**STATED GOAL**
Keep only the lines that hold the string "this", filtering out the rest of the entries below.

**MATERIAL SUPPLIED**

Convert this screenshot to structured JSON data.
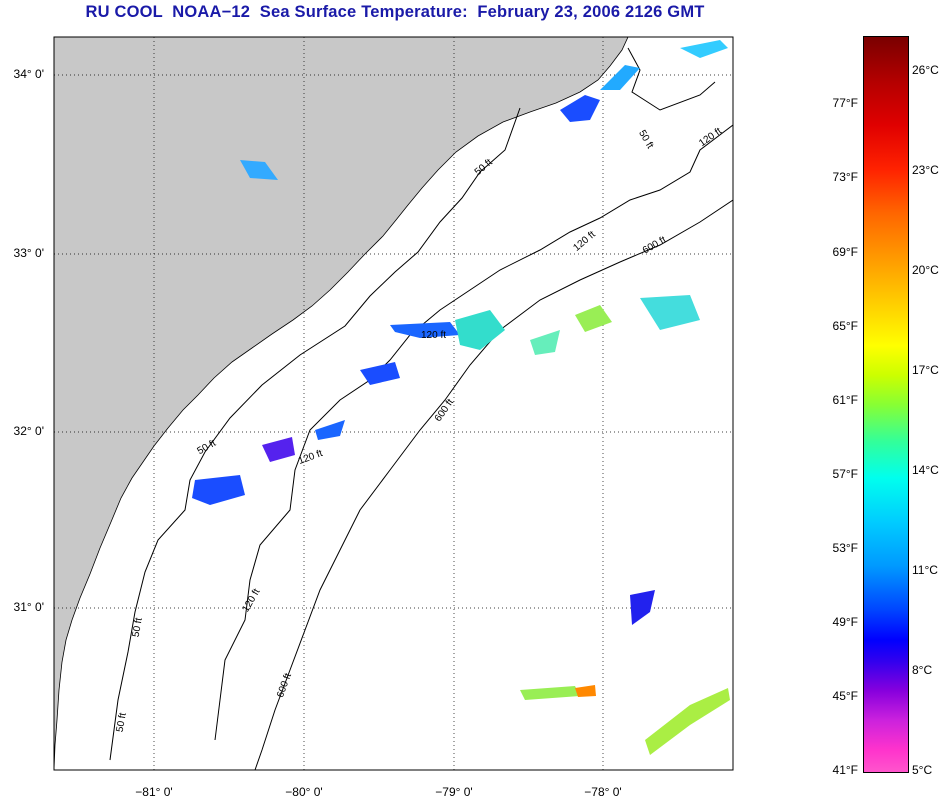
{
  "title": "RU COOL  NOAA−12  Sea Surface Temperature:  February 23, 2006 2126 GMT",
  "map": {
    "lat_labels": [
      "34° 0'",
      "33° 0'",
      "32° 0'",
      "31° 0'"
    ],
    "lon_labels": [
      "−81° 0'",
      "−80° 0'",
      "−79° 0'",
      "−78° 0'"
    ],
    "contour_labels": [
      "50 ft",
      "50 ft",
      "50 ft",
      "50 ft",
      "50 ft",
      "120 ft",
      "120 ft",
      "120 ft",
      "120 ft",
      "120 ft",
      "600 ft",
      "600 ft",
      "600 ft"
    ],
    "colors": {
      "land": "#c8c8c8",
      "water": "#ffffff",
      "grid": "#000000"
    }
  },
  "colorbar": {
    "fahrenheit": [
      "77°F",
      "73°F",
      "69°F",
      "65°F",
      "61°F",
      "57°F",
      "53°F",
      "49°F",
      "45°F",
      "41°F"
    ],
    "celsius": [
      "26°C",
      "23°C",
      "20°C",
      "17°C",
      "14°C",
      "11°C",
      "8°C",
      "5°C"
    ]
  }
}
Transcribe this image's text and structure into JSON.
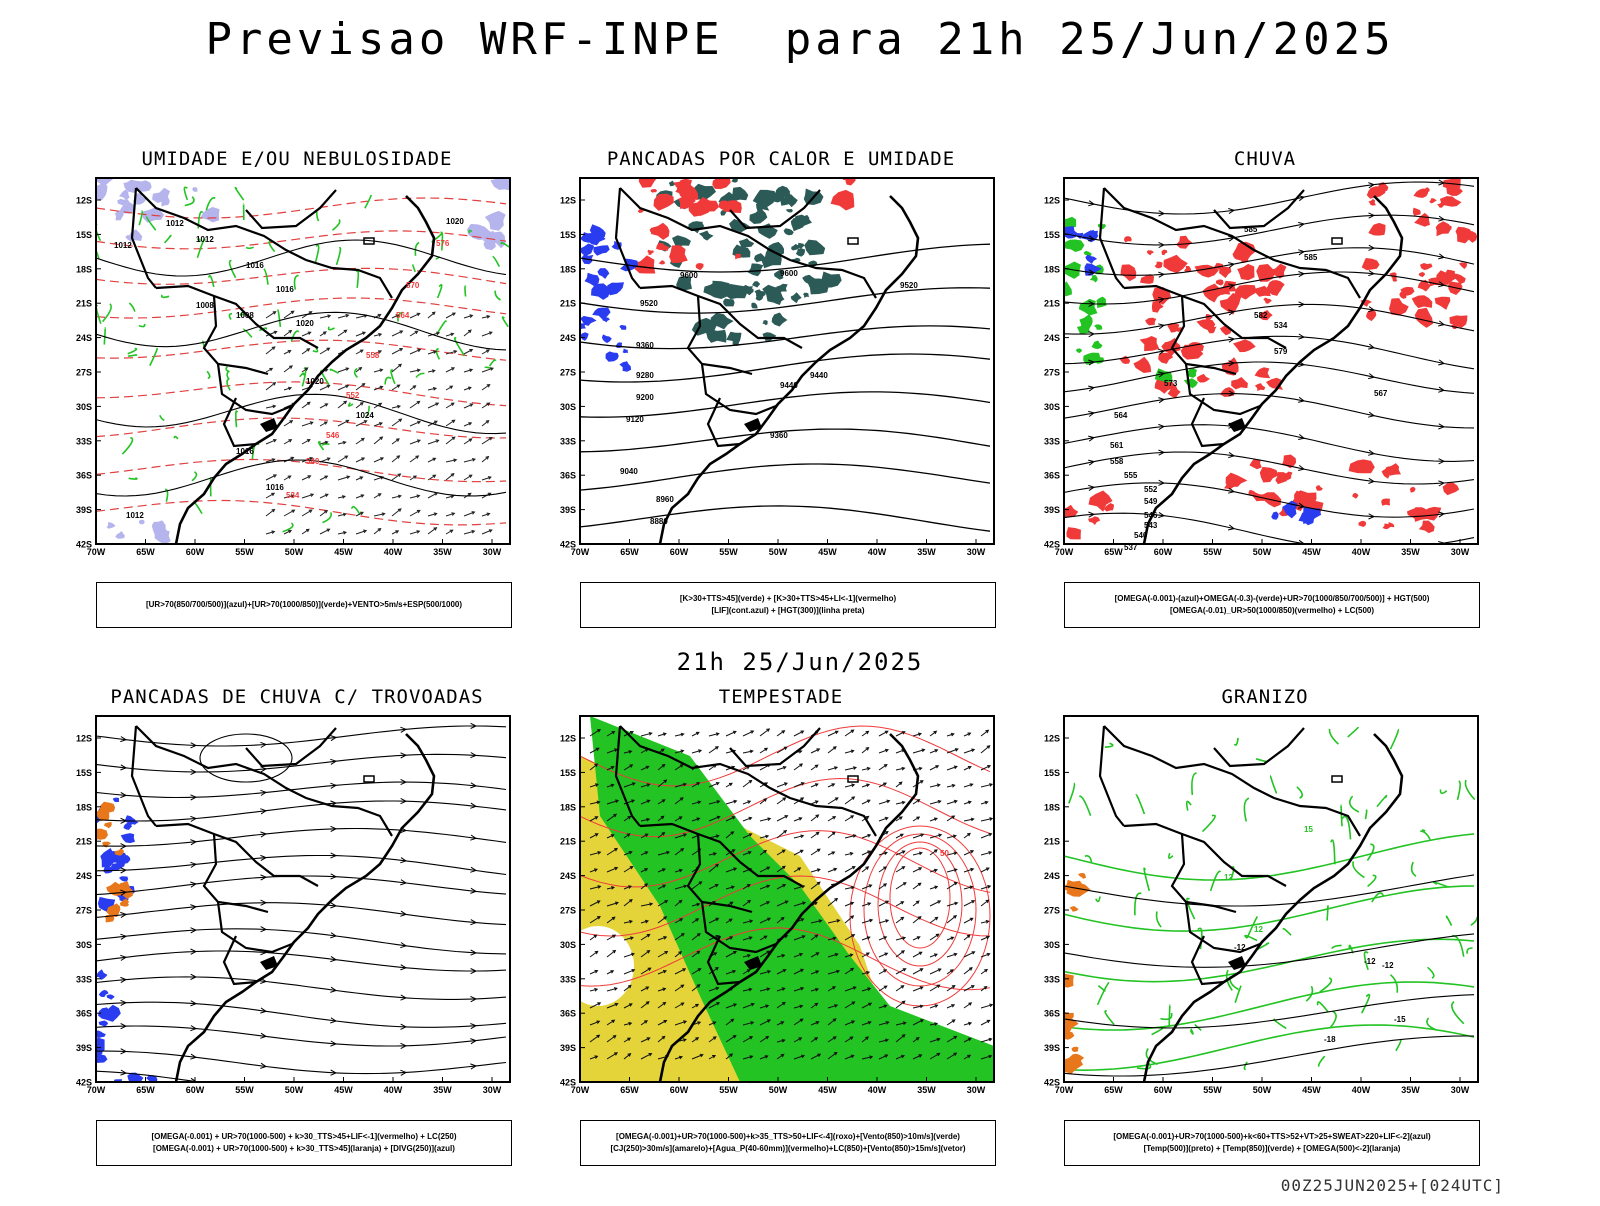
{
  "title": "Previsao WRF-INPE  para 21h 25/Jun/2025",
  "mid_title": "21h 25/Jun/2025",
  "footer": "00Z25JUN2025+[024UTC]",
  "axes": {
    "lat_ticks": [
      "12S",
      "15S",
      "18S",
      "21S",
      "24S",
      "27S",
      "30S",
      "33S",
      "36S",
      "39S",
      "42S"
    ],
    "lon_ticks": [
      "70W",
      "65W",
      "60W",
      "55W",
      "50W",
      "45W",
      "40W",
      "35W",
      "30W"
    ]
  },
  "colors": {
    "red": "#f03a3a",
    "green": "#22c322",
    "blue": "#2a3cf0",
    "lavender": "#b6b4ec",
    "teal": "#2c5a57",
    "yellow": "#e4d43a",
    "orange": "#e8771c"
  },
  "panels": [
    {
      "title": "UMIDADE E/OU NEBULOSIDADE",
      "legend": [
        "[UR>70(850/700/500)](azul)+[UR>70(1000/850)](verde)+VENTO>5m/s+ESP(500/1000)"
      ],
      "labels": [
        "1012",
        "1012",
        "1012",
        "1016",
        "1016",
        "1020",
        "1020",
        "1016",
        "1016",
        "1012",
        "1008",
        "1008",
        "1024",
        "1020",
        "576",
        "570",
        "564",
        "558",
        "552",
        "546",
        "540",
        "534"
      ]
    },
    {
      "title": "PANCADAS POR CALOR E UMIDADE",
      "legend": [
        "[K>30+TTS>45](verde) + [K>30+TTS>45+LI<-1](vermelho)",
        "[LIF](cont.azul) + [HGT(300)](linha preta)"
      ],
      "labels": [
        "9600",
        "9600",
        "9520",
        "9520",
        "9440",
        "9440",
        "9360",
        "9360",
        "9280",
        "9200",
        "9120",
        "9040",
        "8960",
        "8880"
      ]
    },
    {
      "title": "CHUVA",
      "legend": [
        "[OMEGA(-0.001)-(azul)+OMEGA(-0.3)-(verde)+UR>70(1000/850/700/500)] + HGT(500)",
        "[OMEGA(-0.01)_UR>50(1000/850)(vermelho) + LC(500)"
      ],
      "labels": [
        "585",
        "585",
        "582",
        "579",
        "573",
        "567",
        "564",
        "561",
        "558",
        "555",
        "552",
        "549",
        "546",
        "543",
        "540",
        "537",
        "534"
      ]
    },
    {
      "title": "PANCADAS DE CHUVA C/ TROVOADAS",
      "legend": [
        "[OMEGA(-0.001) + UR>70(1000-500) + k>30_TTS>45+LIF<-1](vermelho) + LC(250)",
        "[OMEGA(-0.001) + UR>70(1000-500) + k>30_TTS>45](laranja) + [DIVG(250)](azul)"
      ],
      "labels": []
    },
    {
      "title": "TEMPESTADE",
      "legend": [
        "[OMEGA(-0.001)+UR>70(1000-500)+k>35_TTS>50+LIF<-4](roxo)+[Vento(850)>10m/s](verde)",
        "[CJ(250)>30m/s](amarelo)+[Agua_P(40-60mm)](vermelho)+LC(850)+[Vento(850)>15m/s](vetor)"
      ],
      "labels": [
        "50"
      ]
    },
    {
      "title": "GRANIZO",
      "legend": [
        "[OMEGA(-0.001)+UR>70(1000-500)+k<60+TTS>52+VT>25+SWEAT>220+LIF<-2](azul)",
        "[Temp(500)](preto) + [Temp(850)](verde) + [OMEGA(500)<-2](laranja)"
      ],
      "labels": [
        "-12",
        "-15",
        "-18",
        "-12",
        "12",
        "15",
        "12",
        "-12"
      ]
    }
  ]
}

**SOLVED EXERCISE**
Convert this screenshot to structured JSON data.
Transcribe this image's text and structure into JSON.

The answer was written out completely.